*Required task:*
Check each line of the material below, and copy it if it holds the string "Southern".

*Excerpted records:*

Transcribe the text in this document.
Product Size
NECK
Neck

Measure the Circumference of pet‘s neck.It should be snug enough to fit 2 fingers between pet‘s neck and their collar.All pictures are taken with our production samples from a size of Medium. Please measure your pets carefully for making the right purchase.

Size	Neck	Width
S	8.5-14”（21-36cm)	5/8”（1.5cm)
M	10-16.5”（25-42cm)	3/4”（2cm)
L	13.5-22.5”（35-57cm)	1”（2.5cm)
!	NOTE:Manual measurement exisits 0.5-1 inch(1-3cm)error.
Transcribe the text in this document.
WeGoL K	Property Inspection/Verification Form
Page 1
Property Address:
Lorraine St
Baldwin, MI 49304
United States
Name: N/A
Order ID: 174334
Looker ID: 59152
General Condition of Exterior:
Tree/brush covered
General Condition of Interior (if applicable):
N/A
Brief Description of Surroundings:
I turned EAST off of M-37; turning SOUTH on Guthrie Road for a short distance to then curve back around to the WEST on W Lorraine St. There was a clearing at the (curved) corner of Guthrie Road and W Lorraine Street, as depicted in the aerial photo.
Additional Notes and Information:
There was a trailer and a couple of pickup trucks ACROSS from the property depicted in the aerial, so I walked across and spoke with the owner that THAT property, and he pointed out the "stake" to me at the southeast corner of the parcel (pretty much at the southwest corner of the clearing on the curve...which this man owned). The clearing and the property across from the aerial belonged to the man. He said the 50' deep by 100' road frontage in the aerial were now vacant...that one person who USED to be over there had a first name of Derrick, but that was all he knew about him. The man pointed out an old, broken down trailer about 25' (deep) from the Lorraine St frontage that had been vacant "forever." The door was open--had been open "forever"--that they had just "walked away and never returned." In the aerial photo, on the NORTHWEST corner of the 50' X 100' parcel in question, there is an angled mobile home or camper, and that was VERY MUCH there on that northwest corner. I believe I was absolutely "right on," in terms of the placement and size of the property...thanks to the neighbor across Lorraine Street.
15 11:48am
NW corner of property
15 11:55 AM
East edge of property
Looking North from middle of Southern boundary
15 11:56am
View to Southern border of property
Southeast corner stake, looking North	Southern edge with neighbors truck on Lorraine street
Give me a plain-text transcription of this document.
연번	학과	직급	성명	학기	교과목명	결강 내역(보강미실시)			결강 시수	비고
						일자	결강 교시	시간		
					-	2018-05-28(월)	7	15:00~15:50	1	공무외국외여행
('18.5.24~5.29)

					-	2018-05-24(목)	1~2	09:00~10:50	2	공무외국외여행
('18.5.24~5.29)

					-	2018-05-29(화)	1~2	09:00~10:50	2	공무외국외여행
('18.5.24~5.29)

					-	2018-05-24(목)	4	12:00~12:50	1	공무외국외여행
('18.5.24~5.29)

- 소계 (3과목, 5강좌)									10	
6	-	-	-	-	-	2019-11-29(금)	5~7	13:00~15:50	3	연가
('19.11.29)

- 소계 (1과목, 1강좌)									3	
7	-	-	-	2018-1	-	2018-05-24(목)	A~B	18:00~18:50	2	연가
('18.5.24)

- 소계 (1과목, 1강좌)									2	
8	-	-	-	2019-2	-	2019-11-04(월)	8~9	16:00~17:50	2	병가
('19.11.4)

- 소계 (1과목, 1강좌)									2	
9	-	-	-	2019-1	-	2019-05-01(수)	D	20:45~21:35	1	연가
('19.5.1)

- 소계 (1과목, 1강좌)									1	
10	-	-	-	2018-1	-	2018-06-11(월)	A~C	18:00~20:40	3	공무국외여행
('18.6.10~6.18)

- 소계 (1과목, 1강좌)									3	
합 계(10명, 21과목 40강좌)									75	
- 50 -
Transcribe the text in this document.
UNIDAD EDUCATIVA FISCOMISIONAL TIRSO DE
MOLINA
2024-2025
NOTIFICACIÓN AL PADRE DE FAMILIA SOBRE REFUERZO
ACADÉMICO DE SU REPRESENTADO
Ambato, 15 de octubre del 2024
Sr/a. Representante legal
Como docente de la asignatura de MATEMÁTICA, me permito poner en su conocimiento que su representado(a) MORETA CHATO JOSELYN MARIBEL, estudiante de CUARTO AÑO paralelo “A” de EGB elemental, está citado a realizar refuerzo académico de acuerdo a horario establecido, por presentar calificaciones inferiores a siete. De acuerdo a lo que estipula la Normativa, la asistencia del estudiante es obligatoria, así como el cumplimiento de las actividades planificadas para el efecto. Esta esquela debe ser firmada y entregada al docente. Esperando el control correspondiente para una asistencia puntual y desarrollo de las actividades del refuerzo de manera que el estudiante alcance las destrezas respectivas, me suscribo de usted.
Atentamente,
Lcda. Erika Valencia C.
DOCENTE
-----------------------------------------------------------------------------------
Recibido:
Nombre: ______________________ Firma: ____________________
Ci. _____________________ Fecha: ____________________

*Result of this task:*
Looking North from middle of Southern boundary
View to Southern border of property
Southeast corner stake, looking North	Southern edge with neighbors truck on Lorraine street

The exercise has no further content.